Dataset items:
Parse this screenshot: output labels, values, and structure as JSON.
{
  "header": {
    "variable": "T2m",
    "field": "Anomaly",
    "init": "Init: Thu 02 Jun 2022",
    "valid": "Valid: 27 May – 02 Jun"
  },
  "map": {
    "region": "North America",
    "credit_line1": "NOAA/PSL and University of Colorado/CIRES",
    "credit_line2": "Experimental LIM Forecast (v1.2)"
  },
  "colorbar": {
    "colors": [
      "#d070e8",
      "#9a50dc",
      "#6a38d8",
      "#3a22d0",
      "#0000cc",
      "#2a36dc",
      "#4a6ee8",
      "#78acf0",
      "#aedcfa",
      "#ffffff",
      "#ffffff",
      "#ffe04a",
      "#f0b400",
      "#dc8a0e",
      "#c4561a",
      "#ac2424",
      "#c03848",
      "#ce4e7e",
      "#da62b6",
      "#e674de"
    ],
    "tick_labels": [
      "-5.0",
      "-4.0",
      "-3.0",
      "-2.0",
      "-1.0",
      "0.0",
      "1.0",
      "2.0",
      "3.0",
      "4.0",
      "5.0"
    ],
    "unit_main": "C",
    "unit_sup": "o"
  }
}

## Directions
All of the entries above need to be reproduced exactly.

## Solution below
Parse this screenshot: output labels, values, and structure as JSON.
{
  "header": {
    "variable": "T2m",
    "field": "Anomaly",
    "init": "Init: Thu 02 Jun 2022",
    "valid": "Valid: 27 May – 02 Jun"
  },
  "map": {
    "region": "North America",
    "credit_line1": "NOAA/PSL and University of Colorado/CIRES",
    "credit_line2": "Experimental LIM Forecast (v1.2)"
  },
  "colorbar": {
    "colors": [
      "#d070e8",
      "#9a50dc",
      "#6a38d8",
      "#3a22d0",
      "#0000cc",
      "#2a36dc",
      "#4a6ee8",
      "#78acf0",
      "#aedcfa",
      "#ffffff",
      "#ffffff",
      "#ffe04a",
      "#f0b400",
      "#dc8a0e",
      "#c4561a",
      "#ac2424",
      "#c03848",
      "#ce4e7e",
      "#da62b6",
      "#e674de"
    ],
    "tick_labels": [
      "-5.0",
      "-4.0",
      "-3.0",
      "-2.0",
      "-1.0",
      "0.0",
      "1.0",
      "2.0",
      "3.0",
      "4.0",
      "5.0"
    ],
    "unit_main": "C",
    "unit_sup": "o"
  }
}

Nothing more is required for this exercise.